▸ What you should do: From the listing below, select every line where the word "short" appears.

▸ Supplied material:
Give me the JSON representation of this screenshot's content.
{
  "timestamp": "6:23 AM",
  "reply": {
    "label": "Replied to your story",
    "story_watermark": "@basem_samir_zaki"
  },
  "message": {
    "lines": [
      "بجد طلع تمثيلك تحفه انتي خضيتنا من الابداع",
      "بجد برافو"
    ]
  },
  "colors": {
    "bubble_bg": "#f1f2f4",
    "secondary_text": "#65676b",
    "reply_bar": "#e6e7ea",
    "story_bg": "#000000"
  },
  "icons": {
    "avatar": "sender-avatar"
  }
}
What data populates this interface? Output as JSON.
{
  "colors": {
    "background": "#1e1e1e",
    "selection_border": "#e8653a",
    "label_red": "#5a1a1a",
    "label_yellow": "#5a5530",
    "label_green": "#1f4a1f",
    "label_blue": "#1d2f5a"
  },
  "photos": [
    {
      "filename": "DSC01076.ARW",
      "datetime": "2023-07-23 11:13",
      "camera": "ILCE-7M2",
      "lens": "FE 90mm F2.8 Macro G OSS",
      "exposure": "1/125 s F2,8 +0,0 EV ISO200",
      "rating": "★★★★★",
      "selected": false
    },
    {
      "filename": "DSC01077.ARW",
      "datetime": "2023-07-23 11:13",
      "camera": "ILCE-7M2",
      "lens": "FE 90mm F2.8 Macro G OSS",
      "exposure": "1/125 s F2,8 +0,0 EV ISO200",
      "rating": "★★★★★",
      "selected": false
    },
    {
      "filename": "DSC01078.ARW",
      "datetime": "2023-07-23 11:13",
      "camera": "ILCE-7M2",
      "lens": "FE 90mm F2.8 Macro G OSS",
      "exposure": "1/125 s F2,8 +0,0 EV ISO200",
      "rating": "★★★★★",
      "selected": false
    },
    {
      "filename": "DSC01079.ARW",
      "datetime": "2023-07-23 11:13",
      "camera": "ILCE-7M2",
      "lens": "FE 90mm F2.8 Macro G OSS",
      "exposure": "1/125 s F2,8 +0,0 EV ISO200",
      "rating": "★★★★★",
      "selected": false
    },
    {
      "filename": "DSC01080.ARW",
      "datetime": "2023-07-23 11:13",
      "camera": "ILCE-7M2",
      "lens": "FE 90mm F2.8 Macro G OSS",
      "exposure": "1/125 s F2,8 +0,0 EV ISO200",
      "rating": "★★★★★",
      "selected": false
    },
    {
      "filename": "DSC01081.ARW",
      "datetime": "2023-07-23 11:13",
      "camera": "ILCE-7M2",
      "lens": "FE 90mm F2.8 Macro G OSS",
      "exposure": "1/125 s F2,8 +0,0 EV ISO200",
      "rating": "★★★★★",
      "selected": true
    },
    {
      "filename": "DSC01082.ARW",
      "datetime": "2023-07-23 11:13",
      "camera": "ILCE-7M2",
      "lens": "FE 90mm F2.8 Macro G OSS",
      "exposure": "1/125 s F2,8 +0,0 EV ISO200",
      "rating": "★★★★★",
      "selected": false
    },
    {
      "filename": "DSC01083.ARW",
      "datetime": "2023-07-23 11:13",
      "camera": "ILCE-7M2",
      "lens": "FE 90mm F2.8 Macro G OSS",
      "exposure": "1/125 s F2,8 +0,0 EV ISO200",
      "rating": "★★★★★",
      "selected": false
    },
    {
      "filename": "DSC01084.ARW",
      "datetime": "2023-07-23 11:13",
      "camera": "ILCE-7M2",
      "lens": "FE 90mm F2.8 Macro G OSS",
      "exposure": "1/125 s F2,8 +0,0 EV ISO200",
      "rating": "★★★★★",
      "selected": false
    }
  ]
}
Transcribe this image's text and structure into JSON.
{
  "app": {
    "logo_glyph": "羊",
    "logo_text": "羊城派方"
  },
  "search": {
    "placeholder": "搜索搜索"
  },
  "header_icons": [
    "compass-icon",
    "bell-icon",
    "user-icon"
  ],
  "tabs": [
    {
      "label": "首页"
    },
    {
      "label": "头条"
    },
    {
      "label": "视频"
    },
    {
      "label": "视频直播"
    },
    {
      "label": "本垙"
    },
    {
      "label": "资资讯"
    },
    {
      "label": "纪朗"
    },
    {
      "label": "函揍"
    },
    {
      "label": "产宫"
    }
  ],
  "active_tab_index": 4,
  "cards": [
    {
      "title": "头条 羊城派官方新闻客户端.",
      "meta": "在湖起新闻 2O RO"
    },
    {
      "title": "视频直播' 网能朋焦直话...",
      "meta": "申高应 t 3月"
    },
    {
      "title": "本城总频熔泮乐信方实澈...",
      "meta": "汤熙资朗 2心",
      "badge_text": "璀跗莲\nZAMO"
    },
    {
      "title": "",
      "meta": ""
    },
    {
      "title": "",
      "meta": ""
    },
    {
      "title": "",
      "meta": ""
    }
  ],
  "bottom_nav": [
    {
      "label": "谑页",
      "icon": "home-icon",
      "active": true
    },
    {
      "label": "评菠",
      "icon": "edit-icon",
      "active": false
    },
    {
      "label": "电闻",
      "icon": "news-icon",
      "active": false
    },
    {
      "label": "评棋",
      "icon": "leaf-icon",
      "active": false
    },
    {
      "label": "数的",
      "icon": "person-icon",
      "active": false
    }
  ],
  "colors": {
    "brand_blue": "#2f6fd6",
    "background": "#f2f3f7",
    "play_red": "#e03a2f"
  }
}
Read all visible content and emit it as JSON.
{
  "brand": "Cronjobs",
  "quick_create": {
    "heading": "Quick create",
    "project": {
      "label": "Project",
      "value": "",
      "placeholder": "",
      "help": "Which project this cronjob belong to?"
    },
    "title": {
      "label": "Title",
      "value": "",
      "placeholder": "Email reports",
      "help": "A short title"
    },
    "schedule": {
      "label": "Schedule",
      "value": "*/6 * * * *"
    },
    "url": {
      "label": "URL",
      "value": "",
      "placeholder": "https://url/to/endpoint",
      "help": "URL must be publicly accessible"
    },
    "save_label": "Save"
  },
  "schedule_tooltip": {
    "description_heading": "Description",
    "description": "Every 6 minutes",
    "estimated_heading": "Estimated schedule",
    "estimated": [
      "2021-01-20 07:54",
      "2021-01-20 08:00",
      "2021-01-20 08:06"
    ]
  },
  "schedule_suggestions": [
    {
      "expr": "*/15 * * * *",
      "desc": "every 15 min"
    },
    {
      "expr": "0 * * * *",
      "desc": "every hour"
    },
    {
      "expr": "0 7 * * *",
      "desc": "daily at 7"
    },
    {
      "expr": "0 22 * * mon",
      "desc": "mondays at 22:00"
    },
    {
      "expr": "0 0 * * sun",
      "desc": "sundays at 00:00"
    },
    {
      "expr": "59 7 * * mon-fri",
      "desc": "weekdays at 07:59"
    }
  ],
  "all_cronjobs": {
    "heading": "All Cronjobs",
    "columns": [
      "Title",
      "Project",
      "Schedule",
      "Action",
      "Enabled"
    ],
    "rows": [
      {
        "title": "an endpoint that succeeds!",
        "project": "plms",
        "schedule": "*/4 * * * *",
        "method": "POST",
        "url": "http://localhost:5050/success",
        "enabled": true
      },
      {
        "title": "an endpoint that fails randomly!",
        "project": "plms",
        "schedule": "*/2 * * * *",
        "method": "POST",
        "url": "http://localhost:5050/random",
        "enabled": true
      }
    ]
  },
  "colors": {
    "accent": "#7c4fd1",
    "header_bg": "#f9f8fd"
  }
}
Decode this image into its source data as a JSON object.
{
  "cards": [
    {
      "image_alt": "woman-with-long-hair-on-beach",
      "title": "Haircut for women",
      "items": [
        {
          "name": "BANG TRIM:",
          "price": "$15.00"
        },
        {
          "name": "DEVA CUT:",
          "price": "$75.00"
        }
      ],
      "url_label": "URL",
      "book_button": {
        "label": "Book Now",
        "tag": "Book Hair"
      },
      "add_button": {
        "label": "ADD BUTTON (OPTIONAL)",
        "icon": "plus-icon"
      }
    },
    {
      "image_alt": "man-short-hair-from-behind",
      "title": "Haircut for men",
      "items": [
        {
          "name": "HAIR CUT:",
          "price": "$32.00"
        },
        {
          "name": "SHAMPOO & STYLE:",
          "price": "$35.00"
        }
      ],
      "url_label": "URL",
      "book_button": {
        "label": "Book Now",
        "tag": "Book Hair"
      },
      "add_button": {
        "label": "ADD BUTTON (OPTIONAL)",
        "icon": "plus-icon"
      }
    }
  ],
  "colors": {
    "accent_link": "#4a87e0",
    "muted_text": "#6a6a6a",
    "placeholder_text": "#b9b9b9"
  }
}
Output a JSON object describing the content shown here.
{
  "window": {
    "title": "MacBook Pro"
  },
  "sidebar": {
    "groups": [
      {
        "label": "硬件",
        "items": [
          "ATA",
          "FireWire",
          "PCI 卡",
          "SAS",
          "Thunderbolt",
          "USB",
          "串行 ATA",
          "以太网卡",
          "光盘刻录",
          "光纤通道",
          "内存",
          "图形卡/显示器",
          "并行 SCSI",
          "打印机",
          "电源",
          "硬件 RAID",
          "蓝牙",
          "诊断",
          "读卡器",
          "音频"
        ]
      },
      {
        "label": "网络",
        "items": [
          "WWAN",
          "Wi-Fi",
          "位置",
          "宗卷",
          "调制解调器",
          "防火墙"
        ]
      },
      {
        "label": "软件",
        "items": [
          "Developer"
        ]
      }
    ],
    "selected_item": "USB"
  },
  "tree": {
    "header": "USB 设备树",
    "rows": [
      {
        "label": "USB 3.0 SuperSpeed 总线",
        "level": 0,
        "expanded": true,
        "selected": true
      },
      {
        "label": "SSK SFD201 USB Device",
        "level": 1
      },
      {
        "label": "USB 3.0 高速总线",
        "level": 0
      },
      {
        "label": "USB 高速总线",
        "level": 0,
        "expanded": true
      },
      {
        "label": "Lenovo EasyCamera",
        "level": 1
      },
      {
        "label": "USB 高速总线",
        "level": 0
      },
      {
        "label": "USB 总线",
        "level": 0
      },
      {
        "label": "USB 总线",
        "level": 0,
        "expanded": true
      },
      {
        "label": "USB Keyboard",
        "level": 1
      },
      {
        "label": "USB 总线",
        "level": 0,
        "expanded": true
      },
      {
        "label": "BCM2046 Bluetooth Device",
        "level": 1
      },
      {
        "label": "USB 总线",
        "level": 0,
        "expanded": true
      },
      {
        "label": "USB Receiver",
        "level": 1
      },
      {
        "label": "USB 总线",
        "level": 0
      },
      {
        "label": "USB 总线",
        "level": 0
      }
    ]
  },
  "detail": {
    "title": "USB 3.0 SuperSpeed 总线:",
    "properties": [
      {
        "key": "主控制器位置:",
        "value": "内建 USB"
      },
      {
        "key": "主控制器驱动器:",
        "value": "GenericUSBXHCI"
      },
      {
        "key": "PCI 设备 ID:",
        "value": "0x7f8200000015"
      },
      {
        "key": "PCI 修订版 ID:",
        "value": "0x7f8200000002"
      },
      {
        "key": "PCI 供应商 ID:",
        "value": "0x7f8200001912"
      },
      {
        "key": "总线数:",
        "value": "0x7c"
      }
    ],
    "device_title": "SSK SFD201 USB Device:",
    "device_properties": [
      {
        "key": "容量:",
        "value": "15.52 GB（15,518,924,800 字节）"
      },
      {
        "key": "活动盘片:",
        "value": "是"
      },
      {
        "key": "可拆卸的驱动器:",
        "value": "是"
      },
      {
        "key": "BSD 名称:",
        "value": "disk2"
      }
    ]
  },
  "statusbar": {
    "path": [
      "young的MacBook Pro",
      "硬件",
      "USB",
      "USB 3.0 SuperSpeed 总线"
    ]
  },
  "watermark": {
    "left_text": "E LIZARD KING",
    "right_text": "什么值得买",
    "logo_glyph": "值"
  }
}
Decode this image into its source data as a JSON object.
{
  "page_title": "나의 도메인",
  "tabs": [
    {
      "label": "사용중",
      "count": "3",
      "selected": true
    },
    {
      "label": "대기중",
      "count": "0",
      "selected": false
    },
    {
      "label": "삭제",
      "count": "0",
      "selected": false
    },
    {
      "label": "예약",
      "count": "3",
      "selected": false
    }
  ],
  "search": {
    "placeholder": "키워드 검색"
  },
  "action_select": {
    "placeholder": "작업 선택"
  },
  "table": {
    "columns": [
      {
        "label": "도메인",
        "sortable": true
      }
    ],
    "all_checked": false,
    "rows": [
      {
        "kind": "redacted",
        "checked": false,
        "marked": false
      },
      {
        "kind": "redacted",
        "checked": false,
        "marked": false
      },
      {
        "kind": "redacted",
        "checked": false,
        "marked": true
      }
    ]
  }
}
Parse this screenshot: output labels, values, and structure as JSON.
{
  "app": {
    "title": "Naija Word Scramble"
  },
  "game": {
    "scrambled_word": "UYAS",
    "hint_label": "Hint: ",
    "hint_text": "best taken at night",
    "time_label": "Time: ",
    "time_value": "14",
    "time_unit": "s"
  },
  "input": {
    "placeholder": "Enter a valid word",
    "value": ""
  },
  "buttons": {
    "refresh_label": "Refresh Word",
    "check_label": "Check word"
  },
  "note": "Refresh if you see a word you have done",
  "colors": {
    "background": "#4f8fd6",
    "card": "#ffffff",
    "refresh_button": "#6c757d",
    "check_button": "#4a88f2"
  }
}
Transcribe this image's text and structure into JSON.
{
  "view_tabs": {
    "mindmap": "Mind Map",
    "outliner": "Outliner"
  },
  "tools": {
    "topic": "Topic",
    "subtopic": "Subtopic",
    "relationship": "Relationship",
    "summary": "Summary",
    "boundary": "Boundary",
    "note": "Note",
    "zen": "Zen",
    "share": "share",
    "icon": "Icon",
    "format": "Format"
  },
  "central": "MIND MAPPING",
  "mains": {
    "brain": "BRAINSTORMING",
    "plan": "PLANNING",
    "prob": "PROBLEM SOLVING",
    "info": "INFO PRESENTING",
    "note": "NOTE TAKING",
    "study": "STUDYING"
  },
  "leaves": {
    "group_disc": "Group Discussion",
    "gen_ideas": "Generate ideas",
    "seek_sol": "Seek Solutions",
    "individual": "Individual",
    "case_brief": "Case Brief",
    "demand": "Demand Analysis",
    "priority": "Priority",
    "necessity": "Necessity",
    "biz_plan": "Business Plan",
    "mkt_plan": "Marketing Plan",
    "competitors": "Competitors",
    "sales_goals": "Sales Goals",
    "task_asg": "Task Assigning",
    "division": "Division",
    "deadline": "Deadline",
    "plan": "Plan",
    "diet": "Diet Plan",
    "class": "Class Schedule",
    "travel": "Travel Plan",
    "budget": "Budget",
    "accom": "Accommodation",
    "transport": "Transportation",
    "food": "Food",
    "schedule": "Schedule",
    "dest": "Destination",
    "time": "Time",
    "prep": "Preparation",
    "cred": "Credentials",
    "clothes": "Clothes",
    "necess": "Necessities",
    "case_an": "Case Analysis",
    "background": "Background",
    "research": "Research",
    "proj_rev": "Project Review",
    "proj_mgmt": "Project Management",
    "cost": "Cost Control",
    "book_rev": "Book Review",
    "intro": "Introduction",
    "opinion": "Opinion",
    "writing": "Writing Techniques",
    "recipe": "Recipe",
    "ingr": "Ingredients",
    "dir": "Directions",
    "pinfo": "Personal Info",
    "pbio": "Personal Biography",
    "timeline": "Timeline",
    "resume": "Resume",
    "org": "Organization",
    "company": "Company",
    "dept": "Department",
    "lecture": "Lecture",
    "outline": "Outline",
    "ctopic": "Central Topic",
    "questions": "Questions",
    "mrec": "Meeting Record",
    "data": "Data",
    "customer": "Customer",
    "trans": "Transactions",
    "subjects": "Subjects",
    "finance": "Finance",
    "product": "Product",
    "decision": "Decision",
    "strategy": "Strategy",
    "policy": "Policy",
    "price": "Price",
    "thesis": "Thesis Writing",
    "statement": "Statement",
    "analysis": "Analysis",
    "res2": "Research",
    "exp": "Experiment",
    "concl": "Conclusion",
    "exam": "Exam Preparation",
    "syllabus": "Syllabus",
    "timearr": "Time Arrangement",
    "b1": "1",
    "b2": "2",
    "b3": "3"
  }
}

▸ Answer to this problem:
      "help": "A short title"
      "image_alt": "man-short-hair-from-behind",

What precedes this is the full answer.